Task directions:
Write out the listing below word for word, from its first line through the line containing "staticText: 16.1% (700, 1138, 860, 1167)", with both ends included.
-- START OF Recorded data --
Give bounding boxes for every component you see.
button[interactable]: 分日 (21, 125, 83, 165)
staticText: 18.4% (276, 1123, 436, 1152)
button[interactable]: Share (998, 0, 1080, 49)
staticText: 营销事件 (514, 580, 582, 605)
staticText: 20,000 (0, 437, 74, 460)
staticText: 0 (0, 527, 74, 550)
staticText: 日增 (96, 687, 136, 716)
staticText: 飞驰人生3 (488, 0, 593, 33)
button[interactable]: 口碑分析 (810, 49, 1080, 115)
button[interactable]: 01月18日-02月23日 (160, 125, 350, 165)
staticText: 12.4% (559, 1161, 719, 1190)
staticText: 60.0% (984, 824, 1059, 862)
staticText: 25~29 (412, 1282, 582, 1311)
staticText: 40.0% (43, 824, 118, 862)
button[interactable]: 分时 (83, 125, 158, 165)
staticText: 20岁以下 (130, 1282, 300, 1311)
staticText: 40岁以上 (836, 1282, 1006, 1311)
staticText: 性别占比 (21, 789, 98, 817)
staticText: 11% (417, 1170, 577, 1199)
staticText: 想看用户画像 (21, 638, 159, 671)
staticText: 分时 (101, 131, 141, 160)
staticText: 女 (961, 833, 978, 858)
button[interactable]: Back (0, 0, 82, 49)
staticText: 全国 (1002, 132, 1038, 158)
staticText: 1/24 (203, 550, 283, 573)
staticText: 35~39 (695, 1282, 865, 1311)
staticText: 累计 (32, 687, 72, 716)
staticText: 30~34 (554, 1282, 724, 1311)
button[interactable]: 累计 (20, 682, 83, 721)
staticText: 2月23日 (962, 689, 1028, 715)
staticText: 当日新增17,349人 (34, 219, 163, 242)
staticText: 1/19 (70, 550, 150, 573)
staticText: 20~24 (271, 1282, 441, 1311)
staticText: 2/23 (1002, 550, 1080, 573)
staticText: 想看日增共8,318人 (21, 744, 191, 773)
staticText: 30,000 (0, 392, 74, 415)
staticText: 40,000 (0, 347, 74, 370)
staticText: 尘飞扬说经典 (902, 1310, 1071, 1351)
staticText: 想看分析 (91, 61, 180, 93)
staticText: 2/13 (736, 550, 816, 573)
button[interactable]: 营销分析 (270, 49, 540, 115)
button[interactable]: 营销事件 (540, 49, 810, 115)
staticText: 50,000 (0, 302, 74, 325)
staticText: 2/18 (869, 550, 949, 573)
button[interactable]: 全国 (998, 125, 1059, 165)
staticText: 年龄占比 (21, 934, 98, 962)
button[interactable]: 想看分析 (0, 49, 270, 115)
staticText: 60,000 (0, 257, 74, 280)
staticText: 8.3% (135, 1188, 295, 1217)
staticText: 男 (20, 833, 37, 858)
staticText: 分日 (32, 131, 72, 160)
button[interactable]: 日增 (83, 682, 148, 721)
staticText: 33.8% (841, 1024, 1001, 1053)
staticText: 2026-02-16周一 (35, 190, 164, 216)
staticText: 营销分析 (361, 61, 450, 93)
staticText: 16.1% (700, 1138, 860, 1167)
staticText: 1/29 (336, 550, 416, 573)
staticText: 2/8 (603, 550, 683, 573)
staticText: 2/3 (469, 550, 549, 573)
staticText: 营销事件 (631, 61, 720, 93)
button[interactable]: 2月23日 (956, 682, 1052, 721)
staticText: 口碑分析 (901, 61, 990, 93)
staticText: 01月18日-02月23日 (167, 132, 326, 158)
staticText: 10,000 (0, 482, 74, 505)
-- END OF Recorded data --
Output of the task:
Give bounding boxes for every component you see.
button[interactable]: 分日 (21, 125, 83, 165)
staticText: 18.4% (276, 1123, 436, 1152)
button[interactable]: Share (998, 0, 1080, 49)
staticText: 营销事件 (514, 580, 582, 605)
staticText: 20,000 (0, 437, 74, 460)
staticText: 0 (0, 527, 74, 550)
staticText: 日增 (96, 687, 136, 716)
staticText: 飞驰人生3 (488, 0, 593, 33)
button[interactable]: 口碑分析 (810, 49, 1080, 115)
button[interactable]: 01月18日-02月23日 (160, 125, 350, 165)
staticText: 12.4% (559, 1161, 719, 1190)
staticText: 60.0% (984, 824, 1059, 862)
staticText: 25~29 (412, 1282, 582, 1311)
staticText: 40.0% (43, 824, 118, 862)
button[interactable]: 分时 (83, 125, 158, 165)
staticText: 20岁以下 (130, 1282, 300, 1311)
staticText: 40岁以上 (836, 1282, 1006, 1311)
staticText: 性别占比 (21, 789, 98, 817)
staticText: 11% (417, 1170, 577, 1199)
staticText: 想看用户画像 (21, 638, 159, 671)
staticText: 分时 (101, 131, 141, 160)
staticText: 女 (961, 833, 978, 858)
button[interactable]: Back (0, 0, 82, 49)
staticText: 全国 (1002, 132, 1038, 158)
staticText: 1/24 (203, 550, 283, 573)
staticText: 35~39 (695, 1282, 865, 1311)
staticText: 累计 (32, 687, 72, 716)
staticText: 30~34 (554, 1282, 724, 1311)
button[interactable]: 累计 (20, 682, 83, 721)
staticText: 2月23日 (962, 689, 1028, 715)
staticText: 当日新增17,349人 (34, 219, 163, 242)
staticText: 1/19 (70, 550, 150, 573)
staticText: 20~24 (271, 1282, 441, 1311)
staticText: 2/23 (1002, 550, 1080, 573)
staticText: 想看日增共8,318人 (21, 744, 191, 773)
staticText: 30,000 (0, 392, 74, 415)
staticText: 40,000 (0, 347, 74, 370)
staticText: 尘飞扬说经典 (902, 1310, 1071, 1351)
staticText: 想看分析 (91, 61, 180, 93)
staticText: 2/13 (736, 550, 816, 573)
button[interactable]: 营销分析 (270, 49, 540, 115)
button[interactable]: 营销事件 (540, 49, 810, 115)
staticText: 50,000 (0, 302, 74, 325)
staticText: 2/18 (869, 550, 949, 573)
button[interactable]: 全国 (998, 125, 1059, 165)
staticText: 年龄占比 (21, 934, 98, 962)
button[interactable]: 想看分析 (0, 49, 270, 115)
staticText: 60,000 (0, 257, 74, 280)
staticText: 8.3% (135, 1188, 295, 1217)
staticText: 男 (20, 833, 37, 858)
staticText: 分日 (32, 131, 72, 160)
button[interactable]: 日增 (83, 682, 148, 721)
staticText: 33.8% (841, 1024, 1001, 1053)
staticText: 2026-02-16周一 (35, 190, 164, 216)
staticText: 营销分析 (361, 61, 450, 93)
staticText: 16.1% (700, 1138, 860, 1167)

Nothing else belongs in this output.